* **WHAT THE TASK REQUIRES**
Output the full listing below exactly, without the pictures.

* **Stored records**
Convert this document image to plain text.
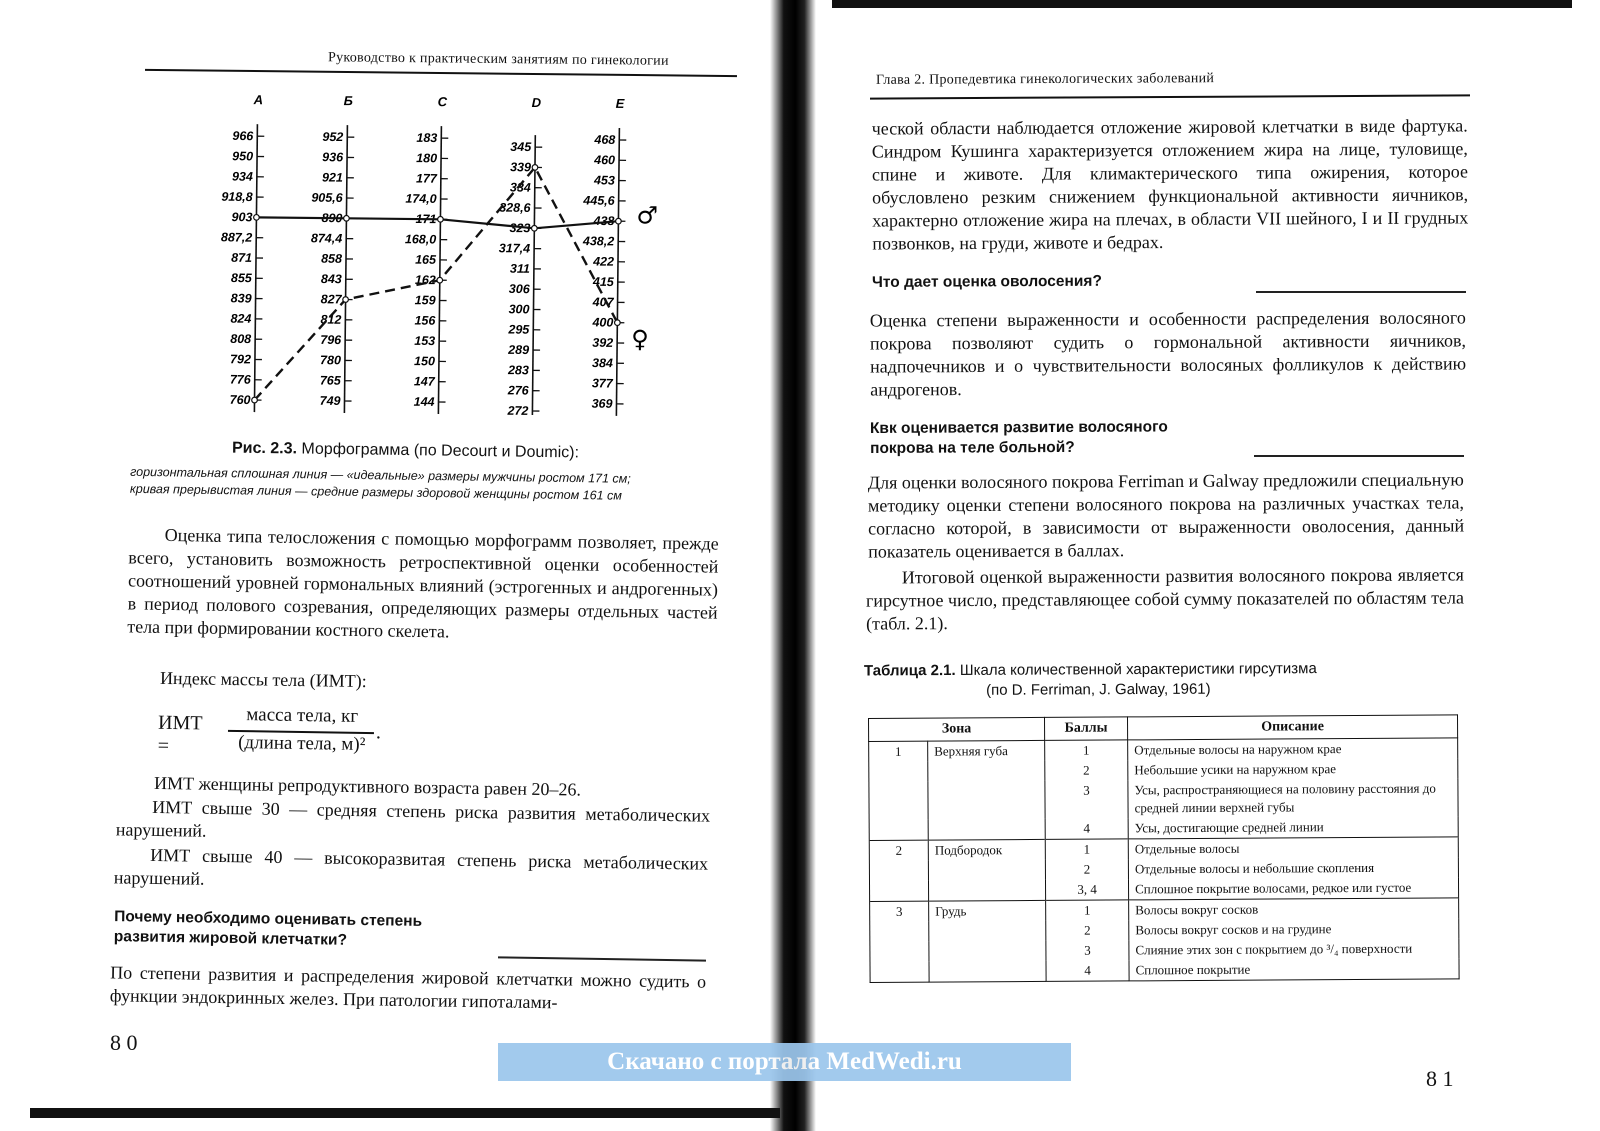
Руководство к практическим занятиям по гинекологии
A
966
950
934
918,8
903
887,2
871
855
839
824
808
792
776
760
Б
952
936
921
905,6
890
874,4
858
843
827
812
796
780
765
749
C
183
180
177
174,0
171
168,0
165
162
159
156
153
150
147
144
D
345
339
334
328,6
323
317,4
311
306
300
295
289
283
276
272
E
468
460
453
445,6
438
438,2
422
415
407
400
392
384
377
369
♂
♀
Рис. 2.3. Морфограмма (по Decourt и Doumic):
горизонтальная сплошная линия — «идеальные» размеры мужчины ростом 171 см;
кривая прерывистая линия — средние размеры здоровой женщины ростом 161 см

Оценка типа телосложения с помощью морфограмм позволяет, прежде всего, установить возможность ретроспективной оценки особенностей соотношений уровней гормональных влияний (эстрогенных и андрогенных) в период полового созревания, определяющих размеры отдельных частей тела при формировании костного скелета.

Индекс массы тела (ИМТ):

ИМТ =
масса тела, кг
(длина тела, м)² .

ИМТ женщины репродуктивного возраста равен 20–26.

ИМТ свыше 30 — средняя степень риска развития метаболических нарушений.

ИМТ свыше 40 — высокоразвитая степень риска метаболических нарушений.

Почему необходимо оценивать степень развития жировой клетчатки?

По степени развития и распределения жировой клетчатки можно судить о функции эндокринных желез. При патологии гипоталами-

8 0
Глава 2. Пропедевтика гинекологических заболеваний

ческой области наблюдается отложение жировой клетчатки в виде фартука. Синдром Кушинга характеризуется отложением жира на лице, туловище, спине и животе. Для климактерического типа ожирения, которое обусловлено резким снижением функциональной активности яичников, характерно отложение жира на плечах, в области VII шейного, I и II грудных позвонков, на груди, животе и бедрах.

Что дает оценка оволосения?

Оценка степени выраженности и особенности распределения волосяного покрова позволяют судить о гормональной активности яичников, надпочечников и о чувствительности волосяных фолликулов к действию андрогенов.

Квк оценивается развитие волосяного
покрова на теле больной?

Для оценки волосяного покрова Ferriman и Galway предложили специальную методику оценки степени волосяного покрова на различных участках тела, согласно которой, в зависимости от выраженности оволосения, данный показатель оценивается в баллах.

Итоговой оценкой выраженности развития волосяного покрова является гирсутное число, представляющее собой сумму показателей по областям тела (табл. 2.1).

Таблица 2.1. Шкала количественной характеристики гирсутизма
(по D. Ferriman, J. Galway, 1961)
Зона		Баллы	Описание
1	Верхняя губа	1	Отдельные волосы на наружном крае
		2	Небольшие усики на наружном крае
		3	Усы, распространяющиеся на половину расстояния до средней линии верхней губы
		4	Усы, достигающие средней линии
2	Подбородок	1	Отдельные волосы
		2	Отдельные волосы и небольшие скопления
		3, 4	Сплошное покрытие волосами, редкое или густое
3	Грудь	1	Волосы вокруг сосков
		2	Волосы вокруг сосков и на грудине
		3	Слияние этих зон с покрытием до ³/₄ поверхности
		4	Сплошное покрытие
8 1
Скачано с портала MedWedi.ru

* **WORKED SOLUTION**
Convert this document image to plain text.
Руководство к практическим занятиям по гинекологии
A
966
950
934
918,8
903
887,2
871
855
839
824
808
792
776
760
Б
952
936
921
905,6
890
874,4
858
843
827
812
796
780
765
749
C
183
180
177
174,0
171
168,0
165
162
159
156
153
150
147
144
D
345
339
334
328,6
323
317,4
311
306
300
295
289
283
276
272
E
468
460
453
445,6
438
438,2
422
415
407
400
392
384
377
369
♂
♀
Рис. 2.3. Морфограмма (по Decourt и Doumic):
горизонтальная сплошная линия — «идеальные» размеры мужчины ростом 171 см;
кривая прерывистая линия — средние размеры здоровой женщины ростом 161 см

Оценка типа телосложения с помощью морфограмм позволяет, прежде всего, установить возможность ретроспективной оценки особенностей соотношений уровней гормональных влияний (эстрогенных и андрогенных) в период полового созревания, определяющих размеры отдельных частей тела при формировании костного скелета.

Индекс массы тела (ИМТ):

ИМТ =
масса тела, кг
(длина тела, м)² .

ИМТ женщины репродуктивного возраста равен 20–26.

ИМТ свыше 30 — средняя степень риска развития метаболических нарушений.

ИМТ свыше 40 — высокоразвитая степень риска метаболических нарушений.

Почему необходимо оценивать степень развития жировой клетчатки?

По степени развития и распределения жировой клетчатки можно судить о функции эндокринных желез. При патологии гипоталами-

8 0
Глава 2. Пропедевтика гинекологических заболеваний

ческой области наблюдается отложение жировой клетчатки в виде фартука. Синдром Кушинга характеризуется отложением жира на лице, туловище, спине и животе. Для климактерического типа ожирения, которое обусловлено резким снижением функциональной активности яичников, характерно отложение жира на плечах, в области VII шейного, I и II грудных позвонков, на груди, животе и бедрах.

Что дает оценка оволосения?

Оценка степени выраженности и особенности распределения волосяного покрова позволяют судить о гормональной активности яичников, надпочечников и о чувствительности волосяных фолликулов к действию андрогенов.

Квк оценивается развитие волосяного
покрова на теле больной?

Для оценки волосяного покрова Ferriman и Galway предложили специальную методику оценки степени волосяного покрова на различных участках тела, согласно которой, в зависимости от выраженности оволосения, данный показатель оценивается в баллах.

Итоговой оценкой выраженности развития волосяного покрова является гирсутное число, представляющее собой сумму показателей по областям тела (табл. 2.1).

Таблица 2.1. Шкала количественной характеристики гирсутизма
(по D. Ferriman, J. Galway, 1961)
Зона		Баллы	Описание
1	Верхняя губа	1	Отдельные волосы на наружном крае
		2	Небольшие усики на наружном крае
		3	Усы, распространяющиеся на половину расстояния до средней линии верхней губы
		4	Усы, достигающие средней линии
2	Подбородок	1	Отдельные волосы
		2	Отдельные волосы и небольшие скопления
		3, 4	Сплошное покрытие волосами, редкое или густое
3	Грудь	1	Волосы вокруг сосков
		2	Волосы вокруг сосков и на грудине
		3	Слияние этих зон с покрытием до ³/₄ поверхности
		4	Сплошное покрытие
8 1
Скачано с портала MedWedi.ru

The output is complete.